┌──
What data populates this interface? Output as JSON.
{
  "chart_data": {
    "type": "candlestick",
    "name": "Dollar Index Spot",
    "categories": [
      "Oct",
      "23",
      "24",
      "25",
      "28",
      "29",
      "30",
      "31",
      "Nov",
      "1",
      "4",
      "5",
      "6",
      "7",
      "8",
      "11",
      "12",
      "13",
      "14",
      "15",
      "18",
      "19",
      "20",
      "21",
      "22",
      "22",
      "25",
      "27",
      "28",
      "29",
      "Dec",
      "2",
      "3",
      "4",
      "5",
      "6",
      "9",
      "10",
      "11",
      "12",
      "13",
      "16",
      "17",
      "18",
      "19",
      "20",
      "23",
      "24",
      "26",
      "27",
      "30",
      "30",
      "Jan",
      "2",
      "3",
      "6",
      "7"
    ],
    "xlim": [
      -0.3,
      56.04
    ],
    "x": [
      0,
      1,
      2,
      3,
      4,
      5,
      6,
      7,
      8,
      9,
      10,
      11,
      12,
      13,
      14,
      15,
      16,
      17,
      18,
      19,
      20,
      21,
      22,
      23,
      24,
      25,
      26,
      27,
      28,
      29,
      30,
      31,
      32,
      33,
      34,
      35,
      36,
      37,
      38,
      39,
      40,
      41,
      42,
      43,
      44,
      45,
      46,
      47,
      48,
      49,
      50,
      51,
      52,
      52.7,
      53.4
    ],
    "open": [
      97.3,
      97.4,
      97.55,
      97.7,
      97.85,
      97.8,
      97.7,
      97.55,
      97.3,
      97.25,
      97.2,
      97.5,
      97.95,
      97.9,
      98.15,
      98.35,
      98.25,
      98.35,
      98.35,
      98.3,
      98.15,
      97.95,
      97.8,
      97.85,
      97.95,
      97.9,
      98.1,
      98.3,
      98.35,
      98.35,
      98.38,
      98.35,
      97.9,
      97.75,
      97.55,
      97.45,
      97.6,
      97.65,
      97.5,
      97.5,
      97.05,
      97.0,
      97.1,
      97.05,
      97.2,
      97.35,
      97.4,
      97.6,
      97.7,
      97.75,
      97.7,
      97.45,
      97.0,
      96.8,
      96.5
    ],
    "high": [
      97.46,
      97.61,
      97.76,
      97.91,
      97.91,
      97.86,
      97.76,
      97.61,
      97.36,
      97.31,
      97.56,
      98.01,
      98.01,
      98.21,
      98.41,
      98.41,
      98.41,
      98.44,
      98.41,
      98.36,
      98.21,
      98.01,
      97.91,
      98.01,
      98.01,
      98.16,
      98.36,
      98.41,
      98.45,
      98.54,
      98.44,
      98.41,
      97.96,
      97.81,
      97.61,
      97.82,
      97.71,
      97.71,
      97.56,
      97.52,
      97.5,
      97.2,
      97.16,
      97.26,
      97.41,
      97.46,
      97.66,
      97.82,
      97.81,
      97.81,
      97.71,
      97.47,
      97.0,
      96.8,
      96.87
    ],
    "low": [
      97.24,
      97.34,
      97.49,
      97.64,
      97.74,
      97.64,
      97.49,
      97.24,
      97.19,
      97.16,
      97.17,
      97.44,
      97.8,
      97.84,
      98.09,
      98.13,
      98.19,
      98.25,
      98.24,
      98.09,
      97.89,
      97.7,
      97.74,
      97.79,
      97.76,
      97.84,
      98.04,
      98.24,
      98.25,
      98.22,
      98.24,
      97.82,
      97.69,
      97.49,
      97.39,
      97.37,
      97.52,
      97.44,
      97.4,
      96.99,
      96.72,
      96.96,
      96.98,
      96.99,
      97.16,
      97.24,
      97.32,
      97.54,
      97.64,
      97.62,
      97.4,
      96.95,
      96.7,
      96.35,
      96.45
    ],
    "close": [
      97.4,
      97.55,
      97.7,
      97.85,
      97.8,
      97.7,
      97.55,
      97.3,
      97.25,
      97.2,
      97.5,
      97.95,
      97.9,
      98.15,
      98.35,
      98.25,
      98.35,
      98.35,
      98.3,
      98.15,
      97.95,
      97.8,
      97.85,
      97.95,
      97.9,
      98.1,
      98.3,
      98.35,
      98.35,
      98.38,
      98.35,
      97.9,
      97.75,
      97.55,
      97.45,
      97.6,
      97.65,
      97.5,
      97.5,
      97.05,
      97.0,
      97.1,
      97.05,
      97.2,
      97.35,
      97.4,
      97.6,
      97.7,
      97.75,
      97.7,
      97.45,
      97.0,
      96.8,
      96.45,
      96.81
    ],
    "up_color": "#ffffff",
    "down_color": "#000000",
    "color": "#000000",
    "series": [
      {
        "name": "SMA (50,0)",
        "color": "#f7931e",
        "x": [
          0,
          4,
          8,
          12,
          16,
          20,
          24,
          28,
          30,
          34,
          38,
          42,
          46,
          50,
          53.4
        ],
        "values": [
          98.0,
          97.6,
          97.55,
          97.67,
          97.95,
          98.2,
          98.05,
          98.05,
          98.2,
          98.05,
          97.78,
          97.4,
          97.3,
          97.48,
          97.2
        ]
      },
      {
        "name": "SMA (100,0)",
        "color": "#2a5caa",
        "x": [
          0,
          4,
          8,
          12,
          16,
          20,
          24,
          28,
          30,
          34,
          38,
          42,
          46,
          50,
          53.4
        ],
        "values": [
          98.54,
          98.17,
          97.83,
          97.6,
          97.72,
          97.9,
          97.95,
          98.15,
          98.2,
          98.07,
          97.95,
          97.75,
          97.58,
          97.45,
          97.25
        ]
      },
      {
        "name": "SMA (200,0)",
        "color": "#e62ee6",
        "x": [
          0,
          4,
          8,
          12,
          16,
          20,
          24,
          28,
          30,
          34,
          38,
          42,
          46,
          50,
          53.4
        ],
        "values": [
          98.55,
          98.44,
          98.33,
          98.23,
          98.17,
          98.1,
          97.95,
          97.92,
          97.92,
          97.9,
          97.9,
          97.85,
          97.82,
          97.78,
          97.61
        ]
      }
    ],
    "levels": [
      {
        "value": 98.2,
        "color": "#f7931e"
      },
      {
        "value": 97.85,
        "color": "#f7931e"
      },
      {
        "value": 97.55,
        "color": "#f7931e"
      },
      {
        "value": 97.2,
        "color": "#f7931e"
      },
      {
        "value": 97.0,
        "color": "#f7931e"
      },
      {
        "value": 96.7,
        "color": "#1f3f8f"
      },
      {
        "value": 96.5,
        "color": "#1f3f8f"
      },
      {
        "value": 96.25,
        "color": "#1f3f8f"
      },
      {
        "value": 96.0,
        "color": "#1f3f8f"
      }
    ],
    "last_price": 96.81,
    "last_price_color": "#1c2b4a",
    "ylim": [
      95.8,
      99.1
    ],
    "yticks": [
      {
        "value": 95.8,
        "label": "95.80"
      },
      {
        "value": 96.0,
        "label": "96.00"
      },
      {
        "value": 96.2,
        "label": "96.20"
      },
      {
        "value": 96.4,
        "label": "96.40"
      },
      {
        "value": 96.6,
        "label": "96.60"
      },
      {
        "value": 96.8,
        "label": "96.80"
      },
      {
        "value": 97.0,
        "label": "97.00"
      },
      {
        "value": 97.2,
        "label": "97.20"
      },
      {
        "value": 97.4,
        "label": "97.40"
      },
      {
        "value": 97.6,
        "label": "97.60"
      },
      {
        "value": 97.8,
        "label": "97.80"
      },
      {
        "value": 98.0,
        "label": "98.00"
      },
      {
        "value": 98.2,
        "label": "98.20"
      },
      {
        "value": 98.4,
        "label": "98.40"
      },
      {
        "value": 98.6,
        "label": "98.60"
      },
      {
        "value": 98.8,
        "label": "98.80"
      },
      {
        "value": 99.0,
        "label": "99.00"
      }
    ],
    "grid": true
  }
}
└──
TASK PROMPT:
Your task is to extract all of the records exactly.

FULL ANSWER:
What data populates this interface? Output as JSON.
{
  "chart_data": {
    "type": "candlestick",
    "name": "Dollar Index Spot",
    "categories": [
      "Oct",
      "23",
      "24",
      "25",
      "28",
      "29",
      "30",
      "31",
      "Nov",
      "1",
      "4",
      "5",
      "6",
      "7",
      "8",
      "11",
      "12",
      "13",
      "14",
      "15",
      "18",
      "19",
      "20",
      "21",
      "22",
      "22",
      "25",
      "27",
      "28",
      "29",
      "Dec",
      "2",
      "3",
      "4",
      "5",
      "6",
      "9",
      "10",
      "11",
      "12",
      "13",
      "16",
      "17",
      "18",
      "19",
      "20",
      "23",
      "24",
      "26",
      "27",
      "30",
      "30",
      "Jan",
      "2",
      "3",
      "6",
      "7"
    ],
    "xlim": [
      -0.3,
      56.04
    ],
    "x": [
      0,
      1,
      2,
      3,
      4,
      5,
      6,
      7,
      8,
      9,
      10,
      11,
      12,
      13,
      14,
      15,
      16,
      17,
      18,
      19,
      20,
      21,
      22,
      23,
      24,
      25,
      26,
      27,
      28,
      29,
      30,
      31,
      32,
      33,
      34,
      35,
      36,
      37,
      38,
      39,
      40,
      41,
      42,
      43,
      44,
      45,
      46,
      47,
      48,
      49,
      50,
      51,
      52,
      52.7,
      53.4
    ],
    "open": [
      97.3,
      97.4,
      97.55,
      97.7,
      97.85,
      97.8,
      97.7,
      97.55,
      97.3,
      97.25,
      97.2,
      97.5,
      97.95,
      97.9,
      98.15,
      98.35,
      98.25,
      98.35,
      98.35,
      98.3,
      98.15,
      97.95,
      97.8,
      97.85,
      97.95,
      97.9,
      98.1,
      98.3,
      98.35,
      98.35,
      98.38,
      98.35,
      97.9,
      97.75,
      97.55,
      97.45,
      97.6,
      97.65,
      97.5,
      97.5,
      97.05,
      97.0,
      97.1,
      97.05,
      97.2,
      97.35,
      97.4,
      97.6,
      97.7,
      97.75,
      97.7,
      97.45,
      97.0,
      96.8,
      96.5
    ],
    "high": [
      97.46,
      97.61,
      97.76,
      97.91,
      97.91,
      97.86,
      97.76,
      97.61,
      97.36,
      97.31,
      97.56,
      98.01,
      98.01,
      98.21,
      98.41,
      98.41,
      98.41,
      98.44,
      98.41,
      98.36,
      98.21,
      98.01,
      97.91,
      98.01,
      98.01,
      98.16,
      98.36,
      98.41,
      98.45,
      98.54,
      98.44,
      98.41,
      97.96,
      97.81,
      97.61,
      97.82,
      97.71,
      97.71,
      97.56,
      97.52,
      97.5,
      97.2,
      97.16,
      97.26,
      97.41,
      97.46,
      97.66,
      97.82,
      97.81,
      97.81,
      97.71,
      97.47,
      97.0,
      96.8,
      96.87
    ],
    "low": [
      97.24,
      97.34,
      97.49,
      97.64,
      97.74,
      97.64,
      97.49,
      97.24,
      97.19,
      97.16,
      97.17,
      97.44,
      97.8,
      97.84,
      98.09,
      98.13,
      98.19,
      98.25,
      98.24,
      98.09,
      97.89,
      97.7,
      97.74,
      97.79,
      97.76,
      97.84,
      98.04,
      98.24,
      98.25,
      98.22,
      98.24,
      97.82,
      97.69,
      97.49,
      97.39,
      97.37,
      97.52,
      97.44,
      97.4,
      96.99,
      96.72,
      96.96,
      96.98,
      96.99,
      97.16,
      97.24,
      97.32,
      97.54,
      97.64,
      97.62,
      97.4,
      96.95,
      96.7,
      96.35,
      96.45
    ],
    "close": [
      97.4,
      97.55,
      97.7,
      97.85,
      97.8,
      97.7,
      97.55,
      97.3,
      97.25,
      97.2,
      97.5,
      97.95,
      97.9,
      98.15,
      98.35,
      98.25,
      98.35,
      98.35,
      98.3,
      98.15,
      97.95,
      97.8,
      97.85,
      97.95,
      97.9,
      98.1,
      98.3,
      98.35,
      98.35,
      98.38,
      98.35,
      97.9,
      97.75,
      97.55,
      97.45,
      97.6,
      97.65,
      97.5,
      97.5,
      97.05,
      97.0,
      97.1,
      97.05,
      97.2,
      97.35,
      97.4,
      97.6,
      97.7,
      97.75,
      97.7,
      97.45,
      97.0,
      96.8,
      96.45,
      96.81
    ],
    "up_color": "#ffffff",
    "down_color": "#000000",
    "color": "#000000",
    "series": [
      {
        "name": "SMA (50,0)",
        "color": "#f7931e",
        "x": [
          0,
          4,
          8,
          12,
          16,
          20,
          24,
          28,
          30,
          34,
          38,
          42,
          46,
          50,
          53.4
        ],
        "values": [
          98.0,
          97.6,
          97.55,
          97.67,
          97.95,
          98.2,
          98.05,
          98.05,
          98.2,
          98.05,
          97.78,
          97.4,
          97.3,
          97.48,
          97.2
        ]
      },
      {
        "name": "SMA (100,0)",
        "color": "#2a5caa",
        "x": [
          0,
          4,
          8,
          12,
          16,
          20,
          24,
          28,
          30,
          34,
          38,
          42,
          46,
          50,
          53.4
        ],
        "values": [
          98.54,
          98.17,
          97.83,
          97.6,
          97.72,
          97.9,
          97.95,
          98.15,
          98.2,
          98.07,
          97.95,
          97.75,
          97.58,
          97.45,
          97.25
        ]
      },
      {
        "name": "SMA (200,0)",
        "color": "#e62ee6",
        "x": [
          0,
          4,
          8,
          12,
          16,
          20,
          24,
          28,
          30,
          34,
          38,
          42,
          46,
          50,
          53.4
        ],
        "values": [
          98.55,
          98.44,
          98.33,
          98.23,
          98.17,
          98.1,
          97.95,
          97.92,
          97.92,
          97.9,
          97.9,
          97.85,
          97.82,
          97.78,
          97.61
        ]
      }
    ],
    "levels": [
      {
        "value": 98.2,
        "color": "#f7931e"
      },
      {
        "value": 97.85,
        "color": "#f7931e"
      },
      {
        "value": 97.55,
        "color": "#f7931e"
      },
      {
        "value": 97.2,
        "color": "#f7931e"
      },
      {
        "value": 97.0,
        "color": "#f7931e"
      },
      {
        "value": 96.7,
        "color": "#1f3f8f"
      },
      {
        "value": 96.5,
        "color": "#1f3f8f"
      },
      {
        "value": 96.25,
        "color": "#1f3f8f"
      },
      {
        "value": 96.0,
        "color": "#1f3f8f"
      }
    ],
    "last_price": 96.81,
    "last_price_color": "#1c2b4a",
    "ylim": [
      95.8,
      99.1
    ],
    "yticks": [
      {
        "value": 95.8,
        "label": "95.80"
      },
      {
        "value": 96.0,
        "label": "96.00"
      },
      {
        "value": 96.2,
        "label": "96.20"
      },
      {
        "value": 96.4,
        "label": "96.40"
      },
      {
        "value": 96.6,
        "label": "96.60"
      },
      {
        "value": 96.8,
        "label": "96.80"
      },
      {
        "value": 97.0,
        "label": "97.00"
      },
      {
        "value": 97.2,
        "label": "97.20"
      },
      {
        "value": 97.4,
        "label": "97.40"
      },
      {
        "value": 97.6,
        "label": "97.60"
      },
      {
        "value": 97.8,
        "label": "97.80"
      },
      {
        "value": 98.0,
        "label": "98.00"
      },
      {
        "value": 98.2,
        "label": "98.20"
      },
      {
        "value": 98.4,
        "label": "98.40"
      },
      {
        "value": 98.6,
        "label": "98.60"
      },
      {
        "value": 98.8,
        "label": "98.80"
      },
      {
        "value": 99.0,
        "label": "99.00"
      }
    ],
    "grid": true
  }
}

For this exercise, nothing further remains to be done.